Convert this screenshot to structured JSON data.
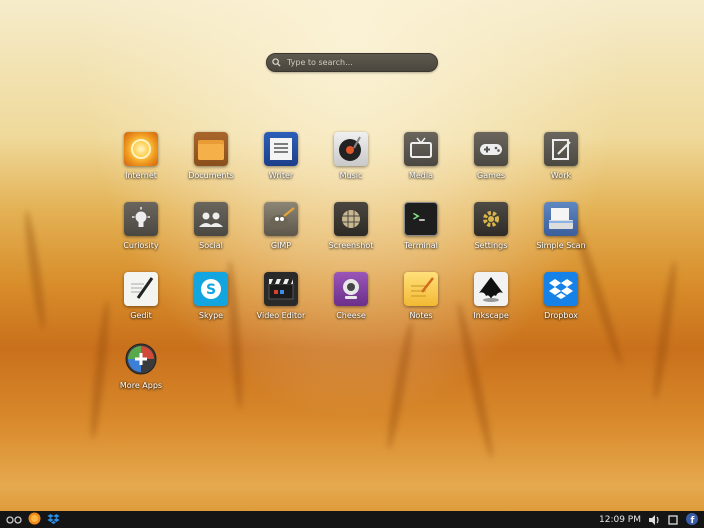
{
  "search": {
    "placeholder": "Type to search..."
  },
  "apps": [
    {
      "label": "Internet",
      "icon": "internet-icon"
    },
    {
      "label": "Documents",
      "icon": "folder-icon"
    },
    {
      "label": "Writer",
      "icon": "writer-icon"
    },
    {
      "label": "Music",
      "icon": "music-icon"
    },
    {
      "label": "Media",
      "icon": "tv-icon"
    },
    {
      "label": "Games",
      "icon": "gamepad-icon"
    },
    {
      "label": "Work",
      "icon": "work-icon"
    },
    {
      "label": "Curiosity",
      "icon": "lightbulb-icon"
    },
    {
      "label": "Social",
      "icon": "people-icon"
    },
    {
      "label": "GIMP",
      "icon": "gimp-icon"
    },
    {
      "label": "Screenshot",
      "icon": "screenshot-icon"
    },
    {
      "label": "Terminal",
      "icon": "terminal-icon"
    },
    {
      "label": "Settings",
      "icon": "gear-icon"
    },
    {
      "label": "Simple Scan",
      "icon": "scanner-icon"
    },
    {
      "label": "Gedit",
      "icon": "gedit-icon"
    },
    {
      "label": "Skype",
      "icon": "skype-icon"
    },
    {
      "label": "Video Editor",
      "icon": "clapperboard-icon"
    },
    {
      "label": "Cheese",
      "icon": "webcam-icon"
    },
    {
      "label": "Notes",
      "icon": "notes-icon"
    },
    {
      "label": "Inkscape",
      "icon": "inkscape-icon"
    },
    {
      "label": "Dropbox",
      "icon": "dropbox-icon"
    },
    {
      "label": "More Apps",
      "icon": "software-center-icon"
    }
  ],
  "taskbar": {
    "clock": "12:09 PM",
    "left_icons": [
      "apps-menu-icon",
      "firefox-icon",
      "dropbox-tray-icon"
    ],
    "right_icons": [
      "volume-icon",
      "window-icon",
      "facebook-icon"
    ]
  },
  "colors": {
    "taskbar": "#151515",
    "search_bg": "#544f46",
    "dropbox_blue": "#1681e6",
    "skype_blue": "#12a5e0"
  }
}
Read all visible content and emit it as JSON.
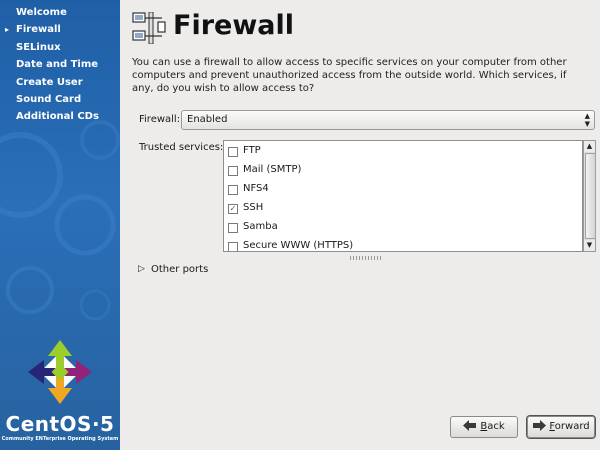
{
  "sidebar": {
    "steps": [
      {
        "label": "Welcome",
        "current": false
      },
      {
        "label": "Firewall",
        "current": true
      },
      {
        "label": "SELinux",
        "current": false
      },
      {
        "label": "Date and Time",
        "current": false
      },
      {
        "label": "Create User",
        "current": false
      },
      {
        "label": "Sound Card",
        "current": false
      },
      {
        "label": "Additional CDs",
        "current": false
      }
    ],
    "current_marker": "▸",
    "brand": "CentOS·5",
    "tagline": "Community ENTerprise Operating System"
  },
  "header": {
    "title": "Firewall",
    "icon": "firewall-icon"
  },
  "intro_text": "You can use a firewall to allow access to specific services on your computer from other computers and prevent unauthorized access from the outside world.  Which services, if any, do you wish to allow access to?",
  "firewall": {
    "label": "Firewall:",
    "value": "Enabled"
  },
  "trusted_services": {
    "label": "Trusted services:",
    "items": [
      {
        "label": "FTP",
        "checked": false
      },
      {
        "label": "Mail (SMTP)",
        "checked": false
      },
      {
        "label": "NFS4",
        "checked": false
      },
      {
        "label": "SSH",
        "checked": true
      },
      {
        "label": "Samba",
        "checked": false
      },
      {
        "label": "Secure WWW (HTTPS)",
        "checked": false
      }
    ]
  },
  "other_ports": {
    "label": "Other ports",
    "expanded": false
  },
  "buttons": {
    "back": {
      "label": "Back",
      "mnemonic": "B"
    },
    "forward": {
      "label": "Forward",
      "mnemonic": "F"
    }
  },
  "colors": {
    "sidebar": "#2a6fb8",
    "background": "#edeceb"
  }
}
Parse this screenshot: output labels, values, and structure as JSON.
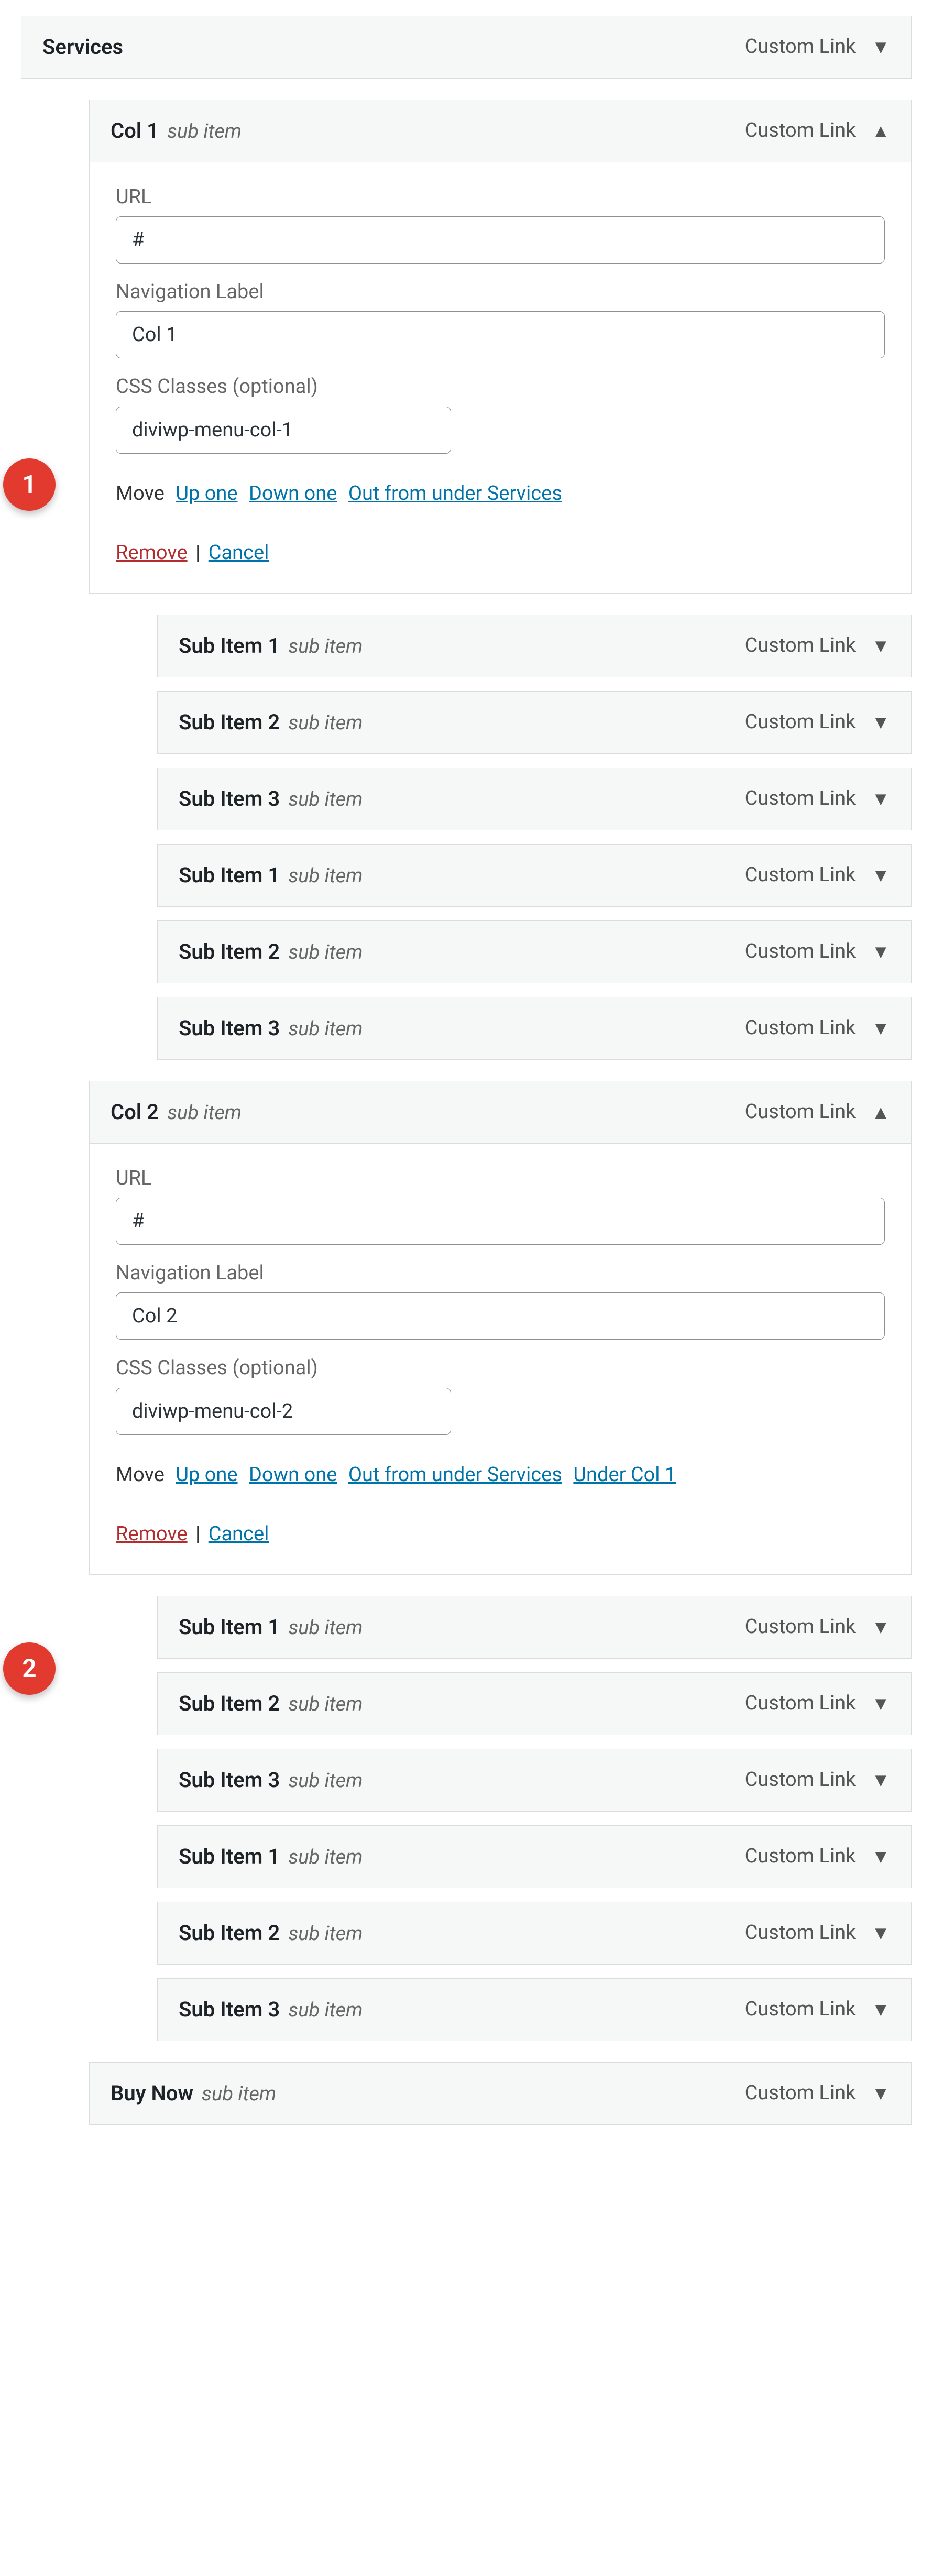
{
  "common": {
    "custom_link": "Custom Link",
    "sub_item": "sub item",
    "url_label": "URL",
    "nav_label": "Navigation Label",
    "css_label": "CSS Classes (optional)",
    "move_label": "Move",
    "up_one": "Up one",
    "down_one": "Down one",
    "out_from_under_services": "Out from under Services",
    "under_col1": "Under Col 1",
    "remove": "Remove",
    "sep": " | ",
    "cancel": "Cancel"
  },
  "markers": {
    "one": "1",
    "two": "2"
  },
  "top": {
    "title": "Services"
  },
  "col1": {
    "title": "Col 1",
    "url_value": "#",
    "nav_value": "Col 1",
    "css_value": "diviwp-menu-col-1"
  },
  "col2": {
    "title": "Col 2",
    "url_value": "#",
    "nav_value": "Col 2",
    "css_value": "diviwp-menu-col-2"
  },
  "sub_set_a": [
    {
      "title": "Sub Item 1"
    },
    {
      "title": "Sub Item 2"
    },
    {
      "title": "Sub Item 3"
    },
    {
      "title": "Sub Item 1"
    },
    {
      "title": "Sub Item 2"
    },
    {
      "title": "Sub Item 3"
    }
  ],
  "sub_set_b": [
    {
      "title": "Sub Item 1"
    },
    {
      "title": "Sub Item 2"
    },
    {
      "title": "Sub Item 3"
    },
    {
      "title": "Sub Item 1"
    },
    {
      "title": "Sub Item 2"
    },
    {
      "title": "Sub Item 3"
    }
  ],
  "buy_now": {
    "title": "Buy Now"
  }
}
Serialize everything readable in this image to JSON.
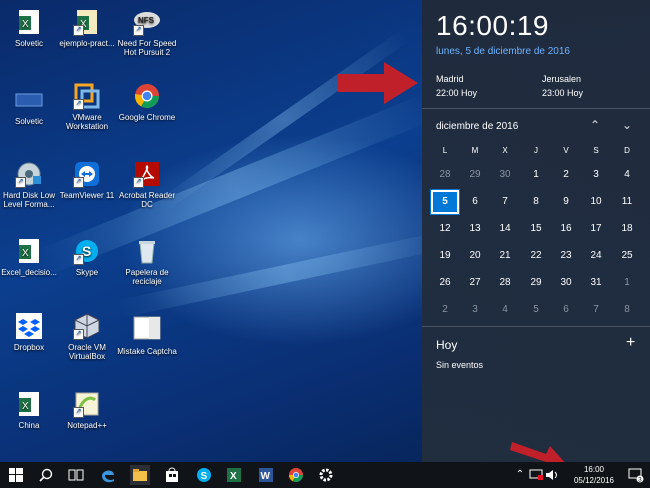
{
  "desktop": {
    "icons": [
      {
        "label": "Solvetic",
        "icon": "excel-file-icon"
      },
      {
        "label": "ejemplo-pract...",
        "icon": "excel-file-icon"
      },
      {
        "label": "Need For Speed\nHot Pursuit 2",
        "icon": "nfs-game-icon"
      },
      {
        "label": "Solvetic",
        "icon": "folder-shortcut-icon"
      },
      {
        "label": "VMware\nWorkstation",
        "icon": "vmware-icon"
      },
      {
        "label": "Google Chrome",
        "icon": "chrome-icon"
      },
      {
        "label": "Hard Disk Low\nLevel Forma...",
        "icon": "hdd-tool-icon"
      },
      {
        "label": "TeamViewer 11",
        "icon": "teamviewer-icon"
      },
      {
        "label": "Acrobat Reader\nDC",
        "icon": "acrobat-icon"
      },
      {
        "label": "Excel_decisio...",
        "icon": "excel-file-icon"
      },
      {
        "label": "Skype",
        "icon": "skype-icon"
      },
      {
        "label": "Papelera de\nreciclaje",
        "icon": "recycle-bin-icon"
      },
      {
        "label": "Dropbox",
        "icon": "dropbox-icon"
      },
      {
        "label": "Oracle VM\nVirtualBox",
        "icon": "virtualbox-icon"
      },
      {
        "label": "Mistake Captcha",
        "icon": "captcha-icon"
      },
      {
        "label": "China",
        "icon": "excel-file-icon"
      },
      {
        "label": "Notepad++",
        "icon": "notepadpp-icon"
      }
    ]
  },
  "panel": {
    "time": "16:00:19",
    "date": "lunes, 5 de diciembre de 2016",
    "zones": [
      {
        "city": "Madrid",
        "time": "22:00 Hoy"
      },
      {
        "city": "Jerusalen",
        "time": "23:00 Hoy"
      }
    ],
    "month_label": "diciembre de 2016",
    "weekdays": [
      "L",
      "M",
      "X",
      "J",
      "V",
      "S",
      "D"
    ],
    "days": [
      [
        "28",
        "29",
        "30",
        "1",
        "2",
        "3",
        "4"
      ],
      [
        "5",
        "6",
        "7",
        "8",
        "9",
        "10",
        "11"
      ],
      [
        "12",
        "13",
        "14",
        "15",
        "16",
        "17",
        "18"
      ],
      [
        "19",
        "20",
        "21",
        "22",
        "23",
        "24",
        "25"
      ],
      [
        "26",
        "27",
        "28",
        "29",
        "30",
        "31",
        "1"
      ],
      [
        "2",
        "3",
        "4",
        "5",
        "6",
        "7",
        "8"
      ]
    ],
    "today": "5",
    "agenda_title": "Hoy",
    "agenda_empty": "Sin eventos"
  },
  "taskbar": {
    "clock_time": "16:00",
    "clock_date": "05/12/2016",
    "notification_count": "3",
    "pinned": [
      "start-icon",
      "search-icon",
      "task-view-icon",
      "edge-icon",
      "file-explorer-icon",
      "store-icon",
      "skype-icon",
      "excel-icon",
      "word-icon",
      "chrome-icon",
      "settings-icon"
    ]
  },
  "colors": {
    "accent": "#0078d7",
    "date_link": "#6fb3ff",
    "arrow": "#c0202a"
  }
}
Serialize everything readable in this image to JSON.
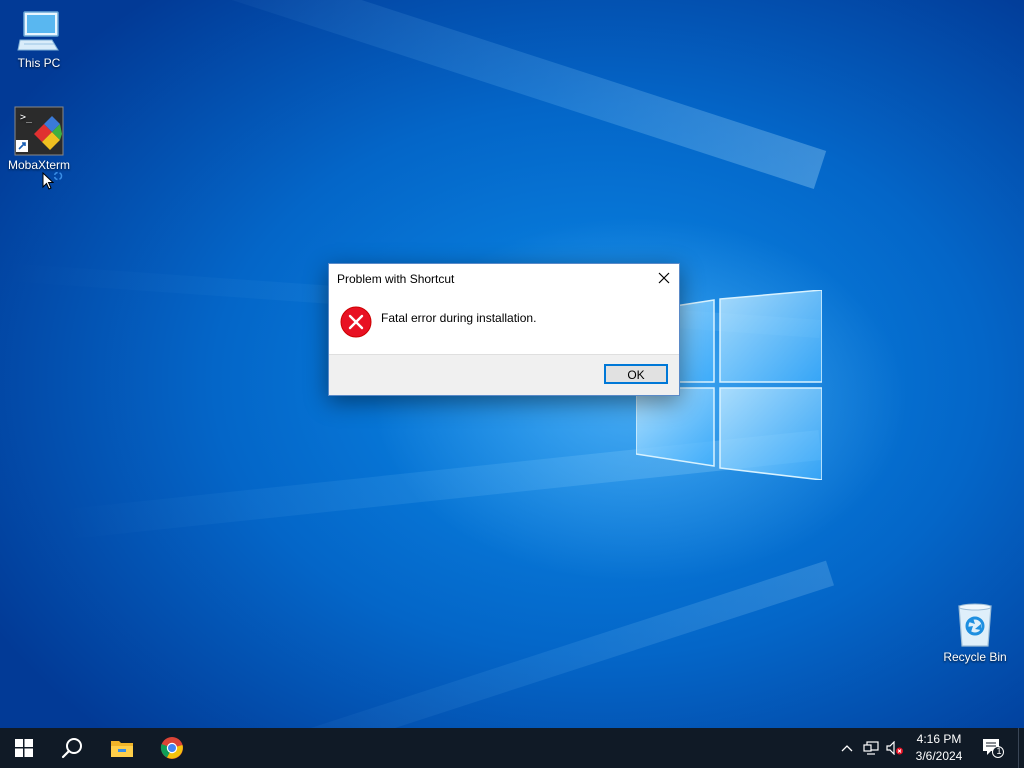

**Exercise prompt**
What is the number of lines above that hold the string "this"? Answer with that number alone.

**Task solution**
4